→ **The request**
Look below and pull out each line with the word "heaven".

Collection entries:
━━━━━━━━━━
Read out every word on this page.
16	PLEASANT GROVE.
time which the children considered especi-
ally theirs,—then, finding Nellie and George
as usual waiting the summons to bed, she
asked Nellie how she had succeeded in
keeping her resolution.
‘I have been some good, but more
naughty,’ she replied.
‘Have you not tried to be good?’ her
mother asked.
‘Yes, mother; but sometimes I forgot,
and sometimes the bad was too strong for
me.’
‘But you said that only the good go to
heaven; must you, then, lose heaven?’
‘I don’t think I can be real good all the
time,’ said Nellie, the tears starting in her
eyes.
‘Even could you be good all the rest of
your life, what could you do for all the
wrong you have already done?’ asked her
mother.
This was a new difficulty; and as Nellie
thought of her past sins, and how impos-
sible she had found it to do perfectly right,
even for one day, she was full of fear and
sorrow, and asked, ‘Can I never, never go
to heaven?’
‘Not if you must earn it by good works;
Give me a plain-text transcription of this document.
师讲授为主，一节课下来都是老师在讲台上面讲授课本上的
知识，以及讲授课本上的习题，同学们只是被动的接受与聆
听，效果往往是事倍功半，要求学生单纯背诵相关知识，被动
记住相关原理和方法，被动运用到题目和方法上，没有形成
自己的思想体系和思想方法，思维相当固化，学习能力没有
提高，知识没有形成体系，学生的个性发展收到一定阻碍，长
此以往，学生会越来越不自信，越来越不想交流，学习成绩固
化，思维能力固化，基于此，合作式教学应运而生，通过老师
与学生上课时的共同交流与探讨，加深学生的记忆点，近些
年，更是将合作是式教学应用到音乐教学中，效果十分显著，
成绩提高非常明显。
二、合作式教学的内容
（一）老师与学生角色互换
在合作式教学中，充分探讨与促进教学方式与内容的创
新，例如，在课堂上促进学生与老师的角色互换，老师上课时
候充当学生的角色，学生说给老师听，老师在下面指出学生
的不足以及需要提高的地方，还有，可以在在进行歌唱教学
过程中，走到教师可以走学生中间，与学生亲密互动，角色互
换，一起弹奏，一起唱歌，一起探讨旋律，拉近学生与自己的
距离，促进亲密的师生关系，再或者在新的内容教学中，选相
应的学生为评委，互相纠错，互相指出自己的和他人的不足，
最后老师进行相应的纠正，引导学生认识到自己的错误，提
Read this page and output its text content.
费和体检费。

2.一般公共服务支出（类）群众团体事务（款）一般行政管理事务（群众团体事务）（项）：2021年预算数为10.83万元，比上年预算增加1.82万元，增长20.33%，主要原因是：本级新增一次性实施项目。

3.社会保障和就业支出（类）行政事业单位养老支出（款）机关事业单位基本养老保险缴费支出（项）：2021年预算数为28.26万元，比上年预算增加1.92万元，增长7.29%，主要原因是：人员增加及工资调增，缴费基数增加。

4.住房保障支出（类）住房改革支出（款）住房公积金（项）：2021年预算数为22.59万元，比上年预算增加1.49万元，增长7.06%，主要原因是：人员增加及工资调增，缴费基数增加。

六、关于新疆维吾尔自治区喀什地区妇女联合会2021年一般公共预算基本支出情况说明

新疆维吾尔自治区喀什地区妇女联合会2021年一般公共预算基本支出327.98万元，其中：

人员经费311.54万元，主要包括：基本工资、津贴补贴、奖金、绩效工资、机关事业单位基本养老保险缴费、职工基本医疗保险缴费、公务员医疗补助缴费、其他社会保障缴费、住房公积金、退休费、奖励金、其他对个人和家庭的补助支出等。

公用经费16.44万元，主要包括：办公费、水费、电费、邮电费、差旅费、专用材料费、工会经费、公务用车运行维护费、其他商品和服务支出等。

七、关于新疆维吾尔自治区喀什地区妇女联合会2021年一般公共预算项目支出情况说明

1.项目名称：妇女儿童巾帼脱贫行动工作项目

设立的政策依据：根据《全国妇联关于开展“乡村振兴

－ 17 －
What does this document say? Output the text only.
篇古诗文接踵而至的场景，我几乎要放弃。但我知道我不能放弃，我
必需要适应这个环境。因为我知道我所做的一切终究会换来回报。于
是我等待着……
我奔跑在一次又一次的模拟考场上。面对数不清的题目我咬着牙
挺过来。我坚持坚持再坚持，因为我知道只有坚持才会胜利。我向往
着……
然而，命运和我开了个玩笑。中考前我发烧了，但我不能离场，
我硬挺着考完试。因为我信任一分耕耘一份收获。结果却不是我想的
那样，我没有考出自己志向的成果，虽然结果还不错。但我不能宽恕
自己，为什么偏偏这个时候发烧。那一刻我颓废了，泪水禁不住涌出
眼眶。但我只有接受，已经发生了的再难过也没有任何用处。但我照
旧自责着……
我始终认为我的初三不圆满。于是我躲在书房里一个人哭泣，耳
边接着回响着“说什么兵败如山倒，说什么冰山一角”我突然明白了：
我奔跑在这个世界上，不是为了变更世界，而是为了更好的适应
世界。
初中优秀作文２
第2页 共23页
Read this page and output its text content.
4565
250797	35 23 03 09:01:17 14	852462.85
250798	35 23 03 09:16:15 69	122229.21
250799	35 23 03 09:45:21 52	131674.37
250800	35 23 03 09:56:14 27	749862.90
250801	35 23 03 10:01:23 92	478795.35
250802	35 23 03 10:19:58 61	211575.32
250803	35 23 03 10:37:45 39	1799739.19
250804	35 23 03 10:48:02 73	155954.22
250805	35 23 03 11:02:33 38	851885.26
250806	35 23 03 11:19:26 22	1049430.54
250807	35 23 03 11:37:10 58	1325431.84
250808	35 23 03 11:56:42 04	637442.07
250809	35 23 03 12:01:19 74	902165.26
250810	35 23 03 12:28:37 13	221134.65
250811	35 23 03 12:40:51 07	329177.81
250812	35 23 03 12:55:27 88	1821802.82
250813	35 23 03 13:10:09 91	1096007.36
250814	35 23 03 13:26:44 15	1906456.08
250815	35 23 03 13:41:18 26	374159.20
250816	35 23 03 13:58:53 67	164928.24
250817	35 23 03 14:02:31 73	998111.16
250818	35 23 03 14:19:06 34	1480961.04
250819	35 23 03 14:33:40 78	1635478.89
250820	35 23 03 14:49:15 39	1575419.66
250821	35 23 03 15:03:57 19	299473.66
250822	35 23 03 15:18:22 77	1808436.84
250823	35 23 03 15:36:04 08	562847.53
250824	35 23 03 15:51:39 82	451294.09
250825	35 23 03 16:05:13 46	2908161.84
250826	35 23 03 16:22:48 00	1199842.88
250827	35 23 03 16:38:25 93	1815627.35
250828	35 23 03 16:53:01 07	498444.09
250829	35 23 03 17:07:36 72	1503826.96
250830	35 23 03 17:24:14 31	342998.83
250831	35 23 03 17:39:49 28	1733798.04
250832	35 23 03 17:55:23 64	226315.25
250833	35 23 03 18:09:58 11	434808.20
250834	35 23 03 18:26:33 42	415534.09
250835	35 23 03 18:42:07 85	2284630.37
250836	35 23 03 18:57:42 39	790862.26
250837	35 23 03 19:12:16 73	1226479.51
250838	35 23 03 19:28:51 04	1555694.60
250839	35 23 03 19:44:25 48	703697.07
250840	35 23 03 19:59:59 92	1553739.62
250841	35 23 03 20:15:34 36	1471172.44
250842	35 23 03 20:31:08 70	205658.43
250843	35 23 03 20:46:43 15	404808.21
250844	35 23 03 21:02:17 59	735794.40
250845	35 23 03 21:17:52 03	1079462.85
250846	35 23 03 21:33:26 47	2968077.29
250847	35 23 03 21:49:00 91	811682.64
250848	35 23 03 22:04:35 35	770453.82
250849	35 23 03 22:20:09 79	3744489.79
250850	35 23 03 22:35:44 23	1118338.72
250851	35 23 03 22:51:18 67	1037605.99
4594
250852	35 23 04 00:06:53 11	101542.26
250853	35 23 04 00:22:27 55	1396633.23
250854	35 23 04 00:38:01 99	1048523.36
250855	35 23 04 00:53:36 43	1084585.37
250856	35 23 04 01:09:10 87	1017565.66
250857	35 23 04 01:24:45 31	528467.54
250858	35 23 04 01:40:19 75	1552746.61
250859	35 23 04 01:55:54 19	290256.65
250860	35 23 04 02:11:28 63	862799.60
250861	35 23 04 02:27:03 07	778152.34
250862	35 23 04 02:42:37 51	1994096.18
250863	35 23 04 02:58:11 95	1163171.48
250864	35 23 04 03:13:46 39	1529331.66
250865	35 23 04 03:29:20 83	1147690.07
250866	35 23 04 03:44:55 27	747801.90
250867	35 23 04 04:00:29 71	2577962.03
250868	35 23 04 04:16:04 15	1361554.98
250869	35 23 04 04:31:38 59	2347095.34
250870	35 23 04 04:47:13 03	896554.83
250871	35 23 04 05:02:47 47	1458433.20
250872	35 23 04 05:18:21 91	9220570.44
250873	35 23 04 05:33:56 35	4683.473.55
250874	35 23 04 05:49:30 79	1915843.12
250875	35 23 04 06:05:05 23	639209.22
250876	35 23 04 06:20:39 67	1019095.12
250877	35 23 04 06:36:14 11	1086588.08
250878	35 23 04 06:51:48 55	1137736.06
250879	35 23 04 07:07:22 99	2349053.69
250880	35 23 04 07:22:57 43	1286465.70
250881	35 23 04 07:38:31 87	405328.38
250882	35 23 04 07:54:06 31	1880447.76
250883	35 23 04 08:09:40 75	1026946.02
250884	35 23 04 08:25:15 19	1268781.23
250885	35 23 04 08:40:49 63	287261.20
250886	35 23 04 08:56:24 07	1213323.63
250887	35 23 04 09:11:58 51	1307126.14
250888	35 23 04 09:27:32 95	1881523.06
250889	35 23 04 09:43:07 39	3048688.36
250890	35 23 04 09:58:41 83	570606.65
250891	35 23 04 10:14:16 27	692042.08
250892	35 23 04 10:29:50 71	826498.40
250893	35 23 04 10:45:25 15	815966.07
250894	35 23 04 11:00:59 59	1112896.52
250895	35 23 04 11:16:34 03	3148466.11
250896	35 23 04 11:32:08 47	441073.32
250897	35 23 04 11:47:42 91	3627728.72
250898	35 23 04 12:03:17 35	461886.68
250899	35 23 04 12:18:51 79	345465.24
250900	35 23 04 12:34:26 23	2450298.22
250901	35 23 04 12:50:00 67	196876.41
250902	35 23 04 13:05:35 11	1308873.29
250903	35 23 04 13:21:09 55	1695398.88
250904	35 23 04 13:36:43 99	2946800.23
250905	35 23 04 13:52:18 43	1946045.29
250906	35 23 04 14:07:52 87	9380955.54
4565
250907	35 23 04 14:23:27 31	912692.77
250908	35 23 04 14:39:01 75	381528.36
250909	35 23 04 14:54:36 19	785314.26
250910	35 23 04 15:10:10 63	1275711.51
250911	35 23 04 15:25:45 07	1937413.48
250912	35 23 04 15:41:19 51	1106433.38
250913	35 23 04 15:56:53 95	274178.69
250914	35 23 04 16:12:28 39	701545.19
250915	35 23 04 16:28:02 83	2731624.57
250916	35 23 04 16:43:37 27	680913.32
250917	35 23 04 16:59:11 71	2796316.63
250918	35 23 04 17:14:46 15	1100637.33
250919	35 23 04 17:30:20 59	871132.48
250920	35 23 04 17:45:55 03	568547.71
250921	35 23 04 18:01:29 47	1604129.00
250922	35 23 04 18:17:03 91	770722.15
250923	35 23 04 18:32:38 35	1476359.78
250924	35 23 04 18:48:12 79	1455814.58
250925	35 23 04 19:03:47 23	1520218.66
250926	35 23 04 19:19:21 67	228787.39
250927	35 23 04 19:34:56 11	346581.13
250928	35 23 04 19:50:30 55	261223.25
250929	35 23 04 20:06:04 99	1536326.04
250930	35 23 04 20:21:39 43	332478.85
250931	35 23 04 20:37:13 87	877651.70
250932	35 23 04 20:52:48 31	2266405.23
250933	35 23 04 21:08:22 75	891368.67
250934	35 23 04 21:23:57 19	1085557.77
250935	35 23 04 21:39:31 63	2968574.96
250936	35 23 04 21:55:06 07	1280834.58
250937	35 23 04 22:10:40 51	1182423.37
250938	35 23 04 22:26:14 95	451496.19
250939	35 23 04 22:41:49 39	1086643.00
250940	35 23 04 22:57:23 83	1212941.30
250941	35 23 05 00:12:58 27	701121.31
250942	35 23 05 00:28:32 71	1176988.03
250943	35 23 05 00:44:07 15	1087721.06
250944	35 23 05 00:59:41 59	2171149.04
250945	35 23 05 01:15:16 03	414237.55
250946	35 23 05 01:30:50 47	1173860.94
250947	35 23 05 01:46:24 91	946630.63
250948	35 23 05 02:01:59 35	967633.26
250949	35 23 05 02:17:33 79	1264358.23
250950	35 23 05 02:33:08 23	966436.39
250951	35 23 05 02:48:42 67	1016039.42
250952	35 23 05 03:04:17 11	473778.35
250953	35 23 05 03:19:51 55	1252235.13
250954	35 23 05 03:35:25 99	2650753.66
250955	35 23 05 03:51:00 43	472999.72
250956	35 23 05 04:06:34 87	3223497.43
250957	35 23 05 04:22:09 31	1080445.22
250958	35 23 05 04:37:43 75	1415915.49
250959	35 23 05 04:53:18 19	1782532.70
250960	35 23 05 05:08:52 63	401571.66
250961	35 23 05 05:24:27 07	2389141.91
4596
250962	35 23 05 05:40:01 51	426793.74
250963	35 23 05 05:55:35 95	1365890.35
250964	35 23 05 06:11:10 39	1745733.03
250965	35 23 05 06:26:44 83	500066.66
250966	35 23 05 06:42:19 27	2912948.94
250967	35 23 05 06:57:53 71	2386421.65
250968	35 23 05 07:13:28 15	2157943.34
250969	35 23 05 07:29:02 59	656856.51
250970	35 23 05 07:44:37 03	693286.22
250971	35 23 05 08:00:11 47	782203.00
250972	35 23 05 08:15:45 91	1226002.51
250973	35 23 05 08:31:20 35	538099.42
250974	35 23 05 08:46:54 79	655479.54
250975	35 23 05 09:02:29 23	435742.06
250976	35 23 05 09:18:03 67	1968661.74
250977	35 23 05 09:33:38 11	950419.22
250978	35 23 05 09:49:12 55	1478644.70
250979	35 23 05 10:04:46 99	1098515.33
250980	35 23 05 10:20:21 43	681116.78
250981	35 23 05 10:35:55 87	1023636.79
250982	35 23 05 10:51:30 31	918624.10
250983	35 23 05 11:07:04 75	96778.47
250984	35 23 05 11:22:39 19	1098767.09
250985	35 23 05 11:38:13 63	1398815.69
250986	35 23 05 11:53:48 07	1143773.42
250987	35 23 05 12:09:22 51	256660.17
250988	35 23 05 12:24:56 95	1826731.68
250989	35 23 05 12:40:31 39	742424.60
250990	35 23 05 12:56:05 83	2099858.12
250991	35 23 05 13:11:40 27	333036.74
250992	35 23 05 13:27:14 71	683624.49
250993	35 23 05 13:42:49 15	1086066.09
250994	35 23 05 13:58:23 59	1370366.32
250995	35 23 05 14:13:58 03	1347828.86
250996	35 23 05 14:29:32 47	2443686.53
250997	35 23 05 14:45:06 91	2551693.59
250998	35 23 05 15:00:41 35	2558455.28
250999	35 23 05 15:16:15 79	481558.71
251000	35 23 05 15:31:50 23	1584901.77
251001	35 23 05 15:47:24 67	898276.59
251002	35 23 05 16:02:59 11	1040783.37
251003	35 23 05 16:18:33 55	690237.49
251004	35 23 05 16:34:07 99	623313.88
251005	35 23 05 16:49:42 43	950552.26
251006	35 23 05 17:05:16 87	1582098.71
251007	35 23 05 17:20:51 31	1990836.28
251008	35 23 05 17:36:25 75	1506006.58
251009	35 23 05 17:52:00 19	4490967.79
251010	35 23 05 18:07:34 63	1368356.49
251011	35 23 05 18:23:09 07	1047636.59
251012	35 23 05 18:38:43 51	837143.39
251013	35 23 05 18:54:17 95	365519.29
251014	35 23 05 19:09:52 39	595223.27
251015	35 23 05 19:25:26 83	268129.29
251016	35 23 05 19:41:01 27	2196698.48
━━━━━━━━━━
→ **Response for this exercise**
heaven; must you, then, lose heaven?’
to heaven?’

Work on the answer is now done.